**Problem description**: Restate the material word for word and leave out anything that is a picture.

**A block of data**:
>>>>

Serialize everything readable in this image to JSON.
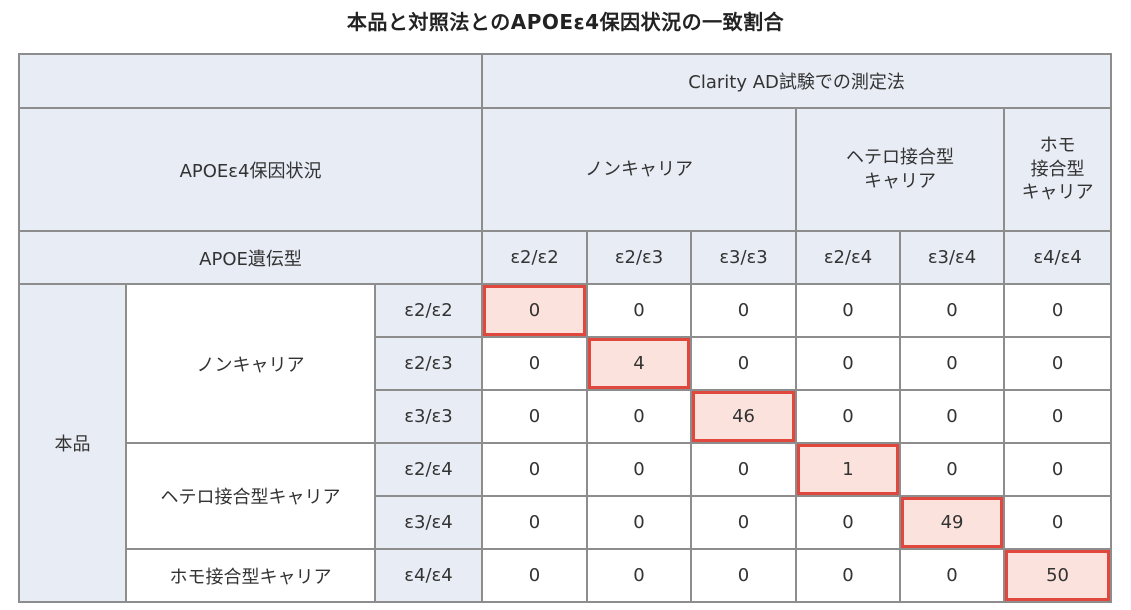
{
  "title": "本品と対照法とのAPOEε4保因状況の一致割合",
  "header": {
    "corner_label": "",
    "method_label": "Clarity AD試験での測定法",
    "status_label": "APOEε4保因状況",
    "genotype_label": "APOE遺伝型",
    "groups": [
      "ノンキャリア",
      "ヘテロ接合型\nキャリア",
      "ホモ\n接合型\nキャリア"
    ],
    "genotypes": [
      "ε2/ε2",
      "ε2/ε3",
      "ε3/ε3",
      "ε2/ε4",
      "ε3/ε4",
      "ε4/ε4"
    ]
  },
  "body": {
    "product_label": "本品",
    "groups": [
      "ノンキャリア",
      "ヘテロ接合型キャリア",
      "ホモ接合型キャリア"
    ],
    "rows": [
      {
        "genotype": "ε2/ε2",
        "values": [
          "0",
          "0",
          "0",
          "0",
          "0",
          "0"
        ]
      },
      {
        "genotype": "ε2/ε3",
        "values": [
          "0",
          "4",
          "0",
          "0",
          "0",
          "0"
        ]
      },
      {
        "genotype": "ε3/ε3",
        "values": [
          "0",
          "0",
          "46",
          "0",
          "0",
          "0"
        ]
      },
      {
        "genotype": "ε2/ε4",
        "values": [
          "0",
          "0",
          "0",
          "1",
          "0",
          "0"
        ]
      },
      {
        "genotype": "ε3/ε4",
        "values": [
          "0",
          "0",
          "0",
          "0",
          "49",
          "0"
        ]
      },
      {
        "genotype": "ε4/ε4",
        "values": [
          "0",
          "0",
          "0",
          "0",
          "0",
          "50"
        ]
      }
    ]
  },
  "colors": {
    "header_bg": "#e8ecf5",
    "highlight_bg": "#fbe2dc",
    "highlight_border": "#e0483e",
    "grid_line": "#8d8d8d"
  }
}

<<<<

**Solution to the exercise**:
Serialize everything readable in this image to JSON.
{
  "title": "本品と対照法とのAPOEε4保因状況の一致割合",
  "header": {
    "corner_label": "",
    "method_label": "Clarity AD試験での測定法",
    "status_label": "APOEε4保因状況",
    "genotype_label": "APOE遺伝型",
    "groups": [
      "ノンキャリア",
      "ヘテロ接合型\nキャリア",
      "ホモ\n接合型\nキャリア"
    ],
    "genotypes": [
      "ε2/ε2",
      "ε2/ε3",
      "ε3/ε3",
      "ε2/ε4",
      "ε3/ε4",
      "ε4/ε4"
    ]
  },
  "body": {
    "product_label": "本品",
    "groups": [
      "ノンキャリア",
      "ヘテロ接合型キャリア",
      "ホモ接合型キャリア"
    ],
    "rows": [
      {
        "genotype": "ε2/ε2",
        "values": [
          "0",
          "0",
          "0",
          "0",
          "0",
          "0"
        ]
      },
      {
        "genotype": "ε2/ε3",
        "values": [
          "0",
          "4",
          "0",
          "0",
          "0",
          "0"
        ]
      },
      {
        "genotype": "ε3/ε3",
        "values": [
          "0",
          "0",
          "46",
          "0",
          "0",
          "0"
        ]
      },
      {
        "genotype": "ε2/ε4",
        "values": [
          "0",
          "0",
          "0",
          "1",
          "0",
          "0"
        ]
      },
      {
        "genotype": "ε3/ε4",
        "values": [
          "0",
          "0",
          "0",
          "0",
          "49",
          "0"
        ]
      },
      {
        "genotype": "ε4/ε4",
        "values": [
          "0",
          "0",
          "0",
          "0",
          "0",
          "50"
        ]
      }
    ]
  },
  "colors": {
    "header_bg": "#e8ecf5",
    "highlight_bg": "#fbe2dc",
    "highlight_border": "#e0483e",
    "grid_line": "#8d8d8d"
  }
}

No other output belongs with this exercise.